<<<<

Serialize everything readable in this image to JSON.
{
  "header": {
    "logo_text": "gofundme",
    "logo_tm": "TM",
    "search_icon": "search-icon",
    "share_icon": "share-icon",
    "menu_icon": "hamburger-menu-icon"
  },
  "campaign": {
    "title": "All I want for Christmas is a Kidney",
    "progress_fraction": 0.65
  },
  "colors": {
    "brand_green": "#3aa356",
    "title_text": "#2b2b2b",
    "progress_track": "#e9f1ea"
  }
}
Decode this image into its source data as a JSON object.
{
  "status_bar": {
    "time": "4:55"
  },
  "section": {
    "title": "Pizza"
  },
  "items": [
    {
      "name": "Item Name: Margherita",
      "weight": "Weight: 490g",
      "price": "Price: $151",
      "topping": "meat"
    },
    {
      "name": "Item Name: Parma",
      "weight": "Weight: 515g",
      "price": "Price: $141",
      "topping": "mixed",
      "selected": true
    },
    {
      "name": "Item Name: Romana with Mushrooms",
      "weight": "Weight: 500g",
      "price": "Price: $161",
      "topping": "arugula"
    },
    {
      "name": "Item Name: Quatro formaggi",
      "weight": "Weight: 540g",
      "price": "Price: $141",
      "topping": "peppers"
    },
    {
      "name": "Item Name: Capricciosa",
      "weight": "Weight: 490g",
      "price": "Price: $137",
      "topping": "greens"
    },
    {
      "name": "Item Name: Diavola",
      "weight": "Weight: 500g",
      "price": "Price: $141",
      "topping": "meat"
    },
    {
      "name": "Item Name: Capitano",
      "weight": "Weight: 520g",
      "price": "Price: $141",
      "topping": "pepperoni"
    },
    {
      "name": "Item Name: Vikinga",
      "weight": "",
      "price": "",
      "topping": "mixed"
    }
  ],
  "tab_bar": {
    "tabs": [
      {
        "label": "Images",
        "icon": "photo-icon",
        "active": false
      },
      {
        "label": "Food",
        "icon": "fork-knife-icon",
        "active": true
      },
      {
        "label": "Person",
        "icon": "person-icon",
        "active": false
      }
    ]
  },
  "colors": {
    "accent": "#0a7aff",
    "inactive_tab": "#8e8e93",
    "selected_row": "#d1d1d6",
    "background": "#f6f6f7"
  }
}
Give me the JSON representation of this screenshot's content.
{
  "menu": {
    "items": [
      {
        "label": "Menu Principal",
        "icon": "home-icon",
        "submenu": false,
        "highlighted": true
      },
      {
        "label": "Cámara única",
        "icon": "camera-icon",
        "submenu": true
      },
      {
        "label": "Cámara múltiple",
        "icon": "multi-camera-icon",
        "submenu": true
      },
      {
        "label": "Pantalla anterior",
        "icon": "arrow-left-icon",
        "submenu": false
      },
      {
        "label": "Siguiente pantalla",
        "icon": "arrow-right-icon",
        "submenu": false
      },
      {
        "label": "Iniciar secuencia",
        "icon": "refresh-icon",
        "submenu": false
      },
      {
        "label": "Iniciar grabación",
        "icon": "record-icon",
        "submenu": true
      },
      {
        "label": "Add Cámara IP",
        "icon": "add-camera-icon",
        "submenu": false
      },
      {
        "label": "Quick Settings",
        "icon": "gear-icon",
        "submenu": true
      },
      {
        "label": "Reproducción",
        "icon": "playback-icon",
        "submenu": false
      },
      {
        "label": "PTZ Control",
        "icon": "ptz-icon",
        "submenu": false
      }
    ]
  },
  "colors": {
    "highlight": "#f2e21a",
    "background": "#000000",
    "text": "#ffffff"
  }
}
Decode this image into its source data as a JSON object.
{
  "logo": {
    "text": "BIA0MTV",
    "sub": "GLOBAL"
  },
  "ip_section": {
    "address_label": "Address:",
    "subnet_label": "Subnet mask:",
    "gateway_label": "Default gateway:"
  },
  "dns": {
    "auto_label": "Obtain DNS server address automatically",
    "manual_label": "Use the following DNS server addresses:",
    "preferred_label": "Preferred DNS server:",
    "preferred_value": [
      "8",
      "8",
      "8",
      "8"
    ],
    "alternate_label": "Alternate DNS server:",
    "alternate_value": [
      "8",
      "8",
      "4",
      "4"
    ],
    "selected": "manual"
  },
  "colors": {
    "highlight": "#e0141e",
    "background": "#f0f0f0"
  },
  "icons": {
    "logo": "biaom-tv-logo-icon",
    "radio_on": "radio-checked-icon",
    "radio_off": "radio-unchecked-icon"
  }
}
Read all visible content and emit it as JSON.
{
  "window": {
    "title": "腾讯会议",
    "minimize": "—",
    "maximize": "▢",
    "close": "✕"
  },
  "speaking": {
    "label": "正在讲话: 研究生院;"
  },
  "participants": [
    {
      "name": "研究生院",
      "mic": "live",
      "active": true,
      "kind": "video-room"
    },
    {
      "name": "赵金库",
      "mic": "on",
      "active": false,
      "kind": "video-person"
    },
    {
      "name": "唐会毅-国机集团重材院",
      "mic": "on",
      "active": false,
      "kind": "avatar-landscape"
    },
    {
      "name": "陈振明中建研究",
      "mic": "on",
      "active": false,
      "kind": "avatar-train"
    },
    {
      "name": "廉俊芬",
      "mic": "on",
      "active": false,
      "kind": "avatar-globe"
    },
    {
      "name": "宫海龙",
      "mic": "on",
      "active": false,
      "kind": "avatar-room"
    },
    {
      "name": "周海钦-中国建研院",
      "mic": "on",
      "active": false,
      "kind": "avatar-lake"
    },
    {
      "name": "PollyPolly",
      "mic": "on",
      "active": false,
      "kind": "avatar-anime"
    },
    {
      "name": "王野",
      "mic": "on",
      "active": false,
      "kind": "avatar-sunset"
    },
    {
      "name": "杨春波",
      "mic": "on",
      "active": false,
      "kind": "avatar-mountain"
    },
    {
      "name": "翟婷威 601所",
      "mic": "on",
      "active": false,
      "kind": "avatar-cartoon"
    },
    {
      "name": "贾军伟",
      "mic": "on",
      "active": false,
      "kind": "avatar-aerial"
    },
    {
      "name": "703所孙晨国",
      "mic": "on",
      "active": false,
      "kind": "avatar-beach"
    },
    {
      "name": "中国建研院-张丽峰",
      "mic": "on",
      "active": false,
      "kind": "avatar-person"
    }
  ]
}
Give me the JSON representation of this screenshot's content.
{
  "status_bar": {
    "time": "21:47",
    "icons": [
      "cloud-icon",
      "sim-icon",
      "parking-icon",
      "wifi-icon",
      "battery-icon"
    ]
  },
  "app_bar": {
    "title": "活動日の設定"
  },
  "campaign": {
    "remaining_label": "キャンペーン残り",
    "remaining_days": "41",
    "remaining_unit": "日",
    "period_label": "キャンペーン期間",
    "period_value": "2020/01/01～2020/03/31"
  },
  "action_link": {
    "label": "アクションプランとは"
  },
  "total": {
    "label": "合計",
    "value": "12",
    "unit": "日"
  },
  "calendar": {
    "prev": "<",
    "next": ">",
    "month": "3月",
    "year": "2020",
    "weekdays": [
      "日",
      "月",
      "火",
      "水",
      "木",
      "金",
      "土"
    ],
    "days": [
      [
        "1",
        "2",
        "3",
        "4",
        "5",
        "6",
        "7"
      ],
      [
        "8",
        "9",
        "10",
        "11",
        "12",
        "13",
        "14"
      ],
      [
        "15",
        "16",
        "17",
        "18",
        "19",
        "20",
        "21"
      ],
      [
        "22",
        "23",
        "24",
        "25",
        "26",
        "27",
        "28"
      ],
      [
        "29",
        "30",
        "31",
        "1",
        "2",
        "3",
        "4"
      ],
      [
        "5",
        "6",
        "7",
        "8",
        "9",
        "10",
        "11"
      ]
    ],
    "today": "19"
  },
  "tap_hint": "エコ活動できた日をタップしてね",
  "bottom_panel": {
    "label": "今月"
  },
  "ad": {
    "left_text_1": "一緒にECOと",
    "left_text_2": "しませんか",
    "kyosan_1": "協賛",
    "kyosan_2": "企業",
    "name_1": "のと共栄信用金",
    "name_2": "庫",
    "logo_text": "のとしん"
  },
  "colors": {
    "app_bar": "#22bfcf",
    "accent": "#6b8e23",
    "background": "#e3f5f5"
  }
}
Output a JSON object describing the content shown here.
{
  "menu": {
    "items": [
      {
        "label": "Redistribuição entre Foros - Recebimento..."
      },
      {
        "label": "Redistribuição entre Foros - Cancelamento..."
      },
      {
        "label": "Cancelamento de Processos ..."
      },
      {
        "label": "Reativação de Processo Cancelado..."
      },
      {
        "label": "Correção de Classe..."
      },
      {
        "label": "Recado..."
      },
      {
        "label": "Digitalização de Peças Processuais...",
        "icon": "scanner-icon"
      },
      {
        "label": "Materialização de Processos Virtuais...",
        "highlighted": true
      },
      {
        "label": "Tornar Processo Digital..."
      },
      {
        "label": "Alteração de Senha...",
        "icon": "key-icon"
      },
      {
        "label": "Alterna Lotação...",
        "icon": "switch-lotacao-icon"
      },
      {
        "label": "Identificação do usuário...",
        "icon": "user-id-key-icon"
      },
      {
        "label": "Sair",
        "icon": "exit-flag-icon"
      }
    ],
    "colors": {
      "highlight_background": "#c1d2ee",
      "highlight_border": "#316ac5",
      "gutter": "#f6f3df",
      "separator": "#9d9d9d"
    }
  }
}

>>>>

| JOB |
Show the lines of the records that include the string "Processos".

| SOLUTION TO THIS TASK |
        "label": "Cancelamento de Processos ..."
        "label": "Materialização de Processos Virtuais...",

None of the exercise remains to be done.